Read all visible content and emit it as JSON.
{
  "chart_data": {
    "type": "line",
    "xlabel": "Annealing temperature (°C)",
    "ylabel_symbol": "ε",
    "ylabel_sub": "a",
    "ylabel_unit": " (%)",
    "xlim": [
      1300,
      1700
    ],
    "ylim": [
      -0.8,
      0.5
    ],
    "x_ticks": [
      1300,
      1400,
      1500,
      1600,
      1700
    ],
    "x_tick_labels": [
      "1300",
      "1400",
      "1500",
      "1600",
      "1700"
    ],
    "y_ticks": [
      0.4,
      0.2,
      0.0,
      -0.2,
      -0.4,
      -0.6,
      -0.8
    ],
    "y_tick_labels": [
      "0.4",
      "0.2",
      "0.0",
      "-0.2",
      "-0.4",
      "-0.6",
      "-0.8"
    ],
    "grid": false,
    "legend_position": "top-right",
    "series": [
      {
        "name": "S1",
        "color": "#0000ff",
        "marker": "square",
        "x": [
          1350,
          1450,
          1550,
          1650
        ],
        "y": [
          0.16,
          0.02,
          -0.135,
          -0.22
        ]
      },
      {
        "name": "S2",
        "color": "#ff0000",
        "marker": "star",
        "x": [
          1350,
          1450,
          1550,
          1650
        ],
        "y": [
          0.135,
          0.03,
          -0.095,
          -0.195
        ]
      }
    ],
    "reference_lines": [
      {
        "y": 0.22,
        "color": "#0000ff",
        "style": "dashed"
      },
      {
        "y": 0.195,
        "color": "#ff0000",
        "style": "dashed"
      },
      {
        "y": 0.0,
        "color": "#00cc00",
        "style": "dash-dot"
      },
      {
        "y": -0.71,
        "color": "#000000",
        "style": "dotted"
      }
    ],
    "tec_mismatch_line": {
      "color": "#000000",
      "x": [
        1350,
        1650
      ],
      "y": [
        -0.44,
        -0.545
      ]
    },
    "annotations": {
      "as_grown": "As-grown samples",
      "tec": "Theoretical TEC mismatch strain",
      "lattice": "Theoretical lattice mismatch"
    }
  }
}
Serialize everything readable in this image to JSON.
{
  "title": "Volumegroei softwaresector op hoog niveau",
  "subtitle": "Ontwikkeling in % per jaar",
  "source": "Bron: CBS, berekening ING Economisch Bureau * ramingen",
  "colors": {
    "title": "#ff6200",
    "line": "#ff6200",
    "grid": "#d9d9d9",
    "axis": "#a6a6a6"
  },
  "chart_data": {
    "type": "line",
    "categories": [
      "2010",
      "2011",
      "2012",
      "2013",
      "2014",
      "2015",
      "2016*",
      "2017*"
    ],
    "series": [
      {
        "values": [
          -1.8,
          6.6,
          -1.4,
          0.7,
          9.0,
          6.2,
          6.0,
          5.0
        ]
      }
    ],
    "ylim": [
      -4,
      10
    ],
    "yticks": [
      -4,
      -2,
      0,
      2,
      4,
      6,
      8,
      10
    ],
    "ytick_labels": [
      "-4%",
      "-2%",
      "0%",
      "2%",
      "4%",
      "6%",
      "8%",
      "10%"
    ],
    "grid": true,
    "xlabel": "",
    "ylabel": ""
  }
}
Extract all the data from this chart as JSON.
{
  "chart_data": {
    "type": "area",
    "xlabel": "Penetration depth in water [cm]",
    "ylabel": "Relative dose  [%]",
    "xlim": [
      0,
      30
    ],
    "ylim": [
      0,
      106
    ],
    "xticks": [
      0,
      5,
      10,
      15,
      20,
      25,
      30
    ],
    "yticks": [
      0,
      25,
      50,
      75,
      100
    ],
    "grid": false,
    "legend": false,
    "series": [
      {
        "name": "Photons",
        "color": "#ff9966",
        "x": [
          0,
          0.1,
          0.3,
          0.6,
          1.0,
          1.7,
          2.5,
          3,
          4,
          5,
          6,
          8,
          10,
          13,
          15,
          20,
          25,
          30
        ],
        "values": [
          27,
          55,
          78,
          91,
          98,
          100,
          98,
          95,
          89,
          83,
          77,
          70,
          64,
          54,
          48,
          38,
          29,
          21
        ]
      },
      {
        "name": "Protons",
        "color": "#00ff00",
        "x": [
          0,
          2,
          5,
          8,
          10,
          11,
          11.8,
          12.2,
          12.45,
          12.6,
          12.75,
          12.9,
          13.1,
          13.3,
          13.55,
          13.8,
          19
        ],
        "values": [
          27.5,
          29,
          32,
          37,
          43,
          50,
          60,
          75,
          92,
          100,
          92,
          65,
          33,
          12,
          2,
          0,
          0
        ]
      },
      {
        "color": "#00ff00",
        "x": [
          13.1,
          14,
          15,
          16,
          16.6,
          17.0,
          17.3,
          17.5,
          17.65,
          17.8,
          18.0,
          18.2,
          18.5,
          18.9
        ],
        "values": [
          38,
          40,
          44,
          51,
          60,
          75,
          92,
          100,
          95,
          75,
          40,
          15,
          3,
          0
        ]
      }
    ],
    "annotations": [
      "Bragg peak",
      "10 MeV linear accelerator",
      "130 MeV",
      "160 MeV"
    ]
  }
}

• EXERCISE INSTRUCTIONS: Write only the number of lines that include "Theoretical".

• WORKED SOLUTION: 2